### Stored dataset items:
......

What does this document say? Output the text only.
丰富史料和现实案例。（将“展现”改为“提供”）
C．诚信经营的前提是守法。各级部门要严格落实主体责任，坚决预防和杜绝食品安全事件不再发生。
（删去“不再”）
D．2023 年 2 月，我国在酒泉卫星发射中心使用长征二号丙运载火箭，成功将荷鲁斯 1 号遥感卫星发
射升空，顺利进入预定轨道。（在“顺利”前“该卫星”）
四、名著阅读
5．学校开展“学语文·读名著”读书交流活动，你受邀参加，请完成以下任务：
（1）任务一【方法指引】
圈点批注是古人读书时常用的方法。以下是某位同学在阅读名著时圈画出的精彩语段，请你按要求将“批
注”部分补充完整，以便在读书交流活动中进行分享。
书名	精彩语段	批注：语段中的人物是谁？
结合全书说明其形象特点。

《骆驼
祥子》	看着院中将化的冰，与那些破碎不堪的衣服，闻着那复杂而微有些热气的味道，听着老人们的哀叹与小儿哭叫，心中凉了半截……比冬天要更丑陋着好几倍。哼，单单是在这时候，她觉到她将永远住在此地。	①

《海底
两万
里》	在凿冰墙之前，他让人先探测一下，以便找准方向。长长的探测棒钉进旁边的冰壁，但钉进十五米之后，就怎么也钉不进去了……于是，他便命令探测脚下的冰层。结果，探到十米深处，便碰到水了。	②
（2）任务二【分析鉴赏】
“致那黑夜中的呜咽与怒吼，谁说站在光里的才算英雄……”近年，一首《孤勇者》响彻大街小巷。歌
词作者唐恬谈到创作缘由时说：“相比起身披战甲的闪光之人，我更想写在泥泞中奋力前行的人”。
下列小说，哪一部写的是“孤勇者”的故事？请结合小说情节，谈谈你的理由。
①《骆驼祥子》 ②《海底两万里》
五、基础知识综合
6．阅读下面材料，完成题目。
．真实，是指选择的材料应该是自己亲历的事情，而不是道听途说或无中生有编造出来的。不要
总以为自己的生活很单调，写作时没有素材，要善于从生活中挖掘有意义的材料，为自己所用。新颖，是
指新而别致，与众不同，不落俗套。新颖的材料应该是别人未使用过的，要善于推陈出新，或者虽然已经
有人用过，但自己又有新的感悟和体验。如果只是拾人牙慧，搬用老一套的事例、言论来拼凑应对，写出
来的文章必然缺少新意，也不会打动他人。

......

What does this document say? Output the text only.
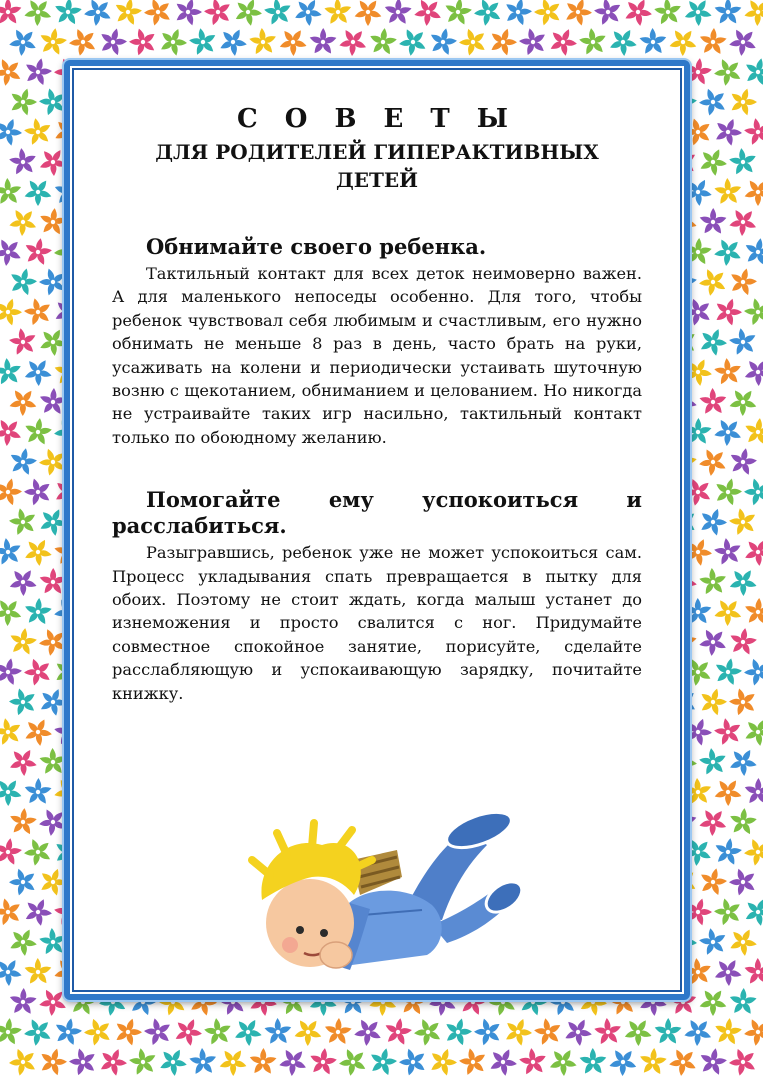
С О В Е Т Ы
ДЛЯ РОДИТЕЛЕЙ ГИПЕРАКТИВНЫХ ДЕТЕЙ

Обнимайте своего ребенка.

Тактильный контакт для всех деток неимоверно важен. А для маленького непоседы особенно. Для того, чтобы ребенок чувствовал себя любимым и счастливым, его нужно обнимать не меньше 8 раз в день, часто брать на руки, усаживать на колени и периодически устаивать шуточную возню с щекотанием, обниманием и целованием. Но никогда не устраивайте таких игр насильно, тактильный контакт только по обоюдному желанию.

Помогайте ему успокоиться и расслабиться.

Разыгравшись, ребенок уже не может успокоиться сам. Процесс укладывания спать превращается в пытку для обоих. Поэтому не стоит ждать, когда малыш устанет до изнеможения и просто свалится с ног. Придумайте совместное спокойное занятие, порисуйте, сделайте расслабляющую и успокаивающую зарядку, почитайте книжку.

......

### WHAT TO DO:
Select every line of the records holding the string "успокоиться".

### ANSWER TO THIS TASK:
Помогайте ему успокоиться и расслабиться.
Разыгравшись, ребенок уже не может успокоиться сам. Процесс укладывания спать превращается в пытку для обоих. Поэтому не стоит ждать, когда малыш устанет до изнеможения и просто свалится с ног. Придумайте совместное спокойное занятие, порисуйте, сделайте расслабляющую и успокаивающую зарядку, почитайте книжку.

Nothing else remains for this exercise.